> _The exercise_:
Count how many of the lines below contain the string "axis", treating uppercase and lowercase as different, and reply with the number alone.
——————
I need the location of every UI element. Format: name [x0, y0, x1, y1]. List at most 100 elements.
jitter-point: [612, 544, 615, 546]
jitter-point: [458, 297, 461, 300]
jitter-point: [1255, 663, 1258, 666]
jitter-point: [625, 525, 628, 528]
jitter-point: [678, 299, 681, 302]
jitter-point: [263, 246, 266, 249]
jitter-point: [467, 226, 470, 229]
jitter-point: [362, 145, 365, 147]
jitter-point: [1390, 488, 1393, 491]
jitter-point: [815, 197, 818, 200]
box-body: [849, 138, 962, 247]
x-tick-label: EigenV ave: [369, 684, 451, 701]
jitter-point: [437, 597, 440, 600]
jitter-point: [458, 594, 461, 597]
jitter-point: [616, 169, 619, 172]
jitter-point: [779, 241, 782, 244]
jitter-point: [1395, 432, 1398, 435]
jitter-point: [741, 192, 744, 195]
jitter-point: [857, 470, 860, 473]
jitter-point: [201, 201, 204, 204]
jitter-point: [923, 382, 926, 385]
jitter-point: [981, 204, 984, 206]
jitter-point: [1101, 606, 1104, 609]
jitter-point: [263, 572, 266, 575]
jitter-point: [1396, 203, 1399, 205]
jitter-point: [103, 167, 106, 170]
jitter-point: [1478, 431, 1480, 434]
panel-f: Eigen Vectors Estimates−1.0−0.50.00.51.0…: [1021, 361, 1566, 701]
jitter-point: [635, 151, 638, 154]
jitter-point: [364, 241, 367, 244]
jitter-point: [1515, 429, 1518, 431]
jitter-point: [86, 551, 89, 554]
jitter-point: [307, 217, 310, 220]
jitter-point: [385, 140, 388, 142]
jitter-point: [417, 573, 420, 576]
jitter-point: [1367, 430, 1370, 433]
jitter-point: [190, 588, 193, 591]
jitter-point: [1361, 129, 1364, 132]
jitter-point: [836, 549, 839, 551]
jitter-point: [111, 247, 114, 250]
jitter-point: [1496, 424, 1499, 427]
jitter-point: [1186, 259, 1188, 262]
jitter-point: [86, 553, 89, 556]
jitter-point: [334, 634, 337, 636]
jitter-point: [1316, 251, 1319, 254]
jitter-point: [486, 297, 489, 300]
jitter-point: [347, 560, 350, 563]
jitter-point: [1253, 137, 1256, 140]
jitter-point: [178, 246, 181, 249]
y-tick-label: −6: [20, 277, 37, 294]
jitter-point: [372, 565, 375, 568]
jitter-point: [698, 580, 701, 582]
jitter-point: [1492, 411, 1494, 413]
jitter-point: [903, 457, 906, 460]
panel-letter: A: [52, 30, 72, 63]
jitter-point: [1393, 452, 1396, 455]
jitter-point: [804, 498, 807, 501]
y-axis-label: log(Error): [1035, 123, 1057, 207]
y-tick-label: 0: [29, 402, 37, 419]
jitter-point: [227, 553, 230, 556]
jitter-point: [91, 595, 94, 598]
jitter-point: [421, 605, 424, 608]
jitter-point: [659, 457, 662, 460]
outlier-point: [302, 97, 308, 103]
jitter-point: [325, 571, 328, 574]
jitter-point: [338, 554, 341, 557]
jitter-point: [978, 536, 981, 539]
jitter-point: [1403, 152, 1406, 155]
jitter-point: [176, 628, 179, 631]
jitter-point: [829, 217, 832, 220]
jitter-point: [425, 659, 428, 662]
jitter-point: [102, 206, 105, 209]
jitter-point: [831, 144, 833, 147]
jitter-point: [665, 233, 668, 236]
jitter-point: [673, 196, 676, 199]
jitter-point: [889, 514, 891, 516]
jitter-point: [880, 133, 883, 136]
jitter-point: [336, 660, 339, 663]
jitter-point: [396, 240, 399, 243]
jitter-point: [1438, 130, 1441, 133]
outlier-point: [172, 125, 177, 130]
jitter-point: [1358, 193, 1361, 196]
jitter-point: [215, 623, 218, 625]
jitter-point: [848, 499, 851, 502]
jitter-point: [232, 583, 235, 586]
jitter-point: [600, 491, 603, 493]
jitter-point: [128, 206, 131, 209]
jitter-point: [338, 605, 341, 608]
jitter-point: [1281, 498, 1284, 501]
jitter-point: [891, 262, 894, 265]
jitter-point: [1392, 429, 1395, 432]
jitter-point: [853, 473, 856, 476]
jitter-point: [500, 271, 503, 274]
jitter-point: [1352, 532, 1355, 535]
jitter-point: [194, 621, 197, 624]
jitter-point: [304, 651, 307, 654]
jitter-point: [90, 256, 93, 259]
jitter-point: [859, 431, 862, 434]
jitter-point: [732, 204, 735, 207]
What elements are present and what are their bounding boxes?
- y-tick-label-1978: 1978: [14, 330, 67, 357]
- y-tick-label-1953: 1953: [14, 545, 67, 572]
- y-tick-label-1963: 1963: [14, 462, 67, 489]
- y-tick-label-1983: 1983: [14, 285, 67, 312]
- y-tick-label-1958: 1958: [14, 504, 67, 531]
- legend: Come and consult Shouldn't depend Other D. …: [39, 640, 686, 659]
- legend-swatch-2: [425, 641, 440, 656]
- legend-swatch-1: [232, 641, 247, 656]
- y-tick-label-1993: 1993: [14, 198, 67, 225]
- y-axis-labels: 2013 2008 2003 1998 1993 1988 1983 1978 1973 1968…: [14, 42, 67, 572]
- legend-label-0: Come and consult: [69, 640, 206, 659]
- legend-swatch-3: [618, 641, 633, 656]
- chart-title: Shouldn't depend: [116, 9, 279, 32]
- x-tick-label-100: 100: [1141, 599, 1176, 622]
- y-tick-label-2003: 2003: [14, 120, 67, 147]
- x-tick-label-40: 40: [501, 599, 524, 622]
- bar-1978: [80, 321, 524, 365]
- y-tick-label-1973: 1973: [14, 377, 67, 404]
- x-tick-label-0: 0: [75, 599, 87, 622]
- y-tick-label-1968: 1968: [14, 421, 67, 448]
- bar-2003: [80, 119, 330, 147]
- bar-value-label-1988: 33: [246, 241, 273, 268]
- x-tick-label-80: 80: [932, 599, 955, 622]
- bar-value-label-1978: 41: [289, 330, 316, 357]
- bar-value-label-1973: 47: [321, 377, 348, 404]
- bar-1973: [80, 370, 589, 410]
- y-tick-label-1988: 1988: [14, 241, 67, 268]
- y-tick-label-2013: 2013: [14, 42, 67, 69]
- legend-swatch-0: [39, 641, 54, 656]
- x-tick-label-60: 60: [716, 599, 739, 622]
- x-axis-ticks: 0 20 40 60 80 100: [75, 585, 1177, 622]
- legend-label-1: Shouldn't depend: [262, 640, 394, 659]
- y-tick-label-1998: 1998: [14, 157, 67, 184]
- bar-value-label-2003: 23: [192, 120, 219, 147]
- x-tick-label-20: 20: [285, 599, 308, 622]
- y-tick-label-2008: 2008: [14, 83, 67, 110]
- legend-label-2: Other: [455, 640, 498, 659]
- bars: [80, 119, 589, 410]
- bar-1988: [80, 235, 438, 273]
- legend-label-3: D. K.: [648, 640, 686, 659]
——————
> _Final answer_:
3